— START —
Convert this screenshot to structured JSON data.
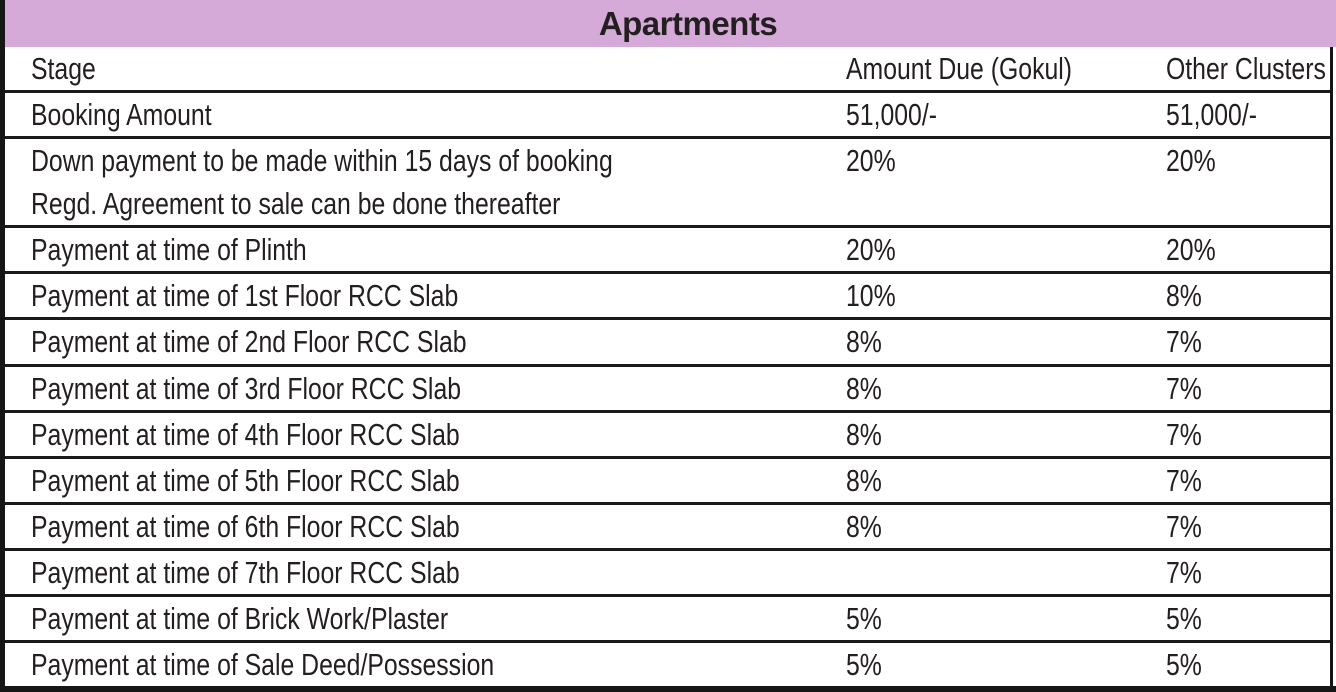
{
  "title": "Apartments",
  "colors": {
    "title_band_bg": "#d5a9d8",
    "text": "#231f20",
    "rule_lines": "#1a1a1a"
  },
  "table": {
    "columns": [
      "Stage",
      "Amount Due (Gokul)",
      "Other Clusters"
    ],
    "rows": [
      {
        "stage": "Booking Amount",
        "gokul": "51,000/-",
        "other": "51,000/-"
      },
      {
        "stage": "Down payment to be made within 15 days of booking",
        "stage_line2": "Regd. Agreement to sale can be done thereafter",
        "gokul": "20%",
        "other": "20%"
      },
      {
        "stage": "Payment at time of Plinth",
        "gokul": "20%",
        "other": "20%"
      },
      {
        "stage": "Payment at time of 1st Floor RCC Slab",
        "gokul": "10%",
        "other": "8%"
      },
      {
        "stage": "Payment at time of 2nd Floor RCC Slab",
        "gokul": "8%",
        "other": "7%"
      },
      {
        "stage": "Payment at time of 3rd Floor RCC Slab",
        "gokul": "8%",
        "other": "7%"
      },
      {
        "stage": "Payment at time of 4th Floor RCC Slab",
        "gokul": "8%",
        "other": "7%"
      },
      {
        "stage": "Payment at time of 5th Floor RCC Slab",
        "gokul": "8%",
        "other": "7%"
      },
      {
        "stage": "Payment at time of 6th Floor RCC Slab",
        "gokul": "8%",
        "other": "7%"
      },
      {
        "stage": "Payment at time of 7th Floor RCC Slab",
        "gokul": "",
        "other": "7%"
      },
      {
        "stage": "Payment at time of Brick Work/Plaster",
        "gokul": "5%",
        "other": "5%"
      },
      {
        "stage": "Payment at time of Sale Deed/Possession",
        "gokul": "5%",
        "other": "5%"
      }
    ]
  }
}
— END —
• [Description of the task]
Show all lines from the records above where the word "Amount" occurs.

• [Written answer]
      "Amount Due (Gokul)",
        "stage": "Booking Amount",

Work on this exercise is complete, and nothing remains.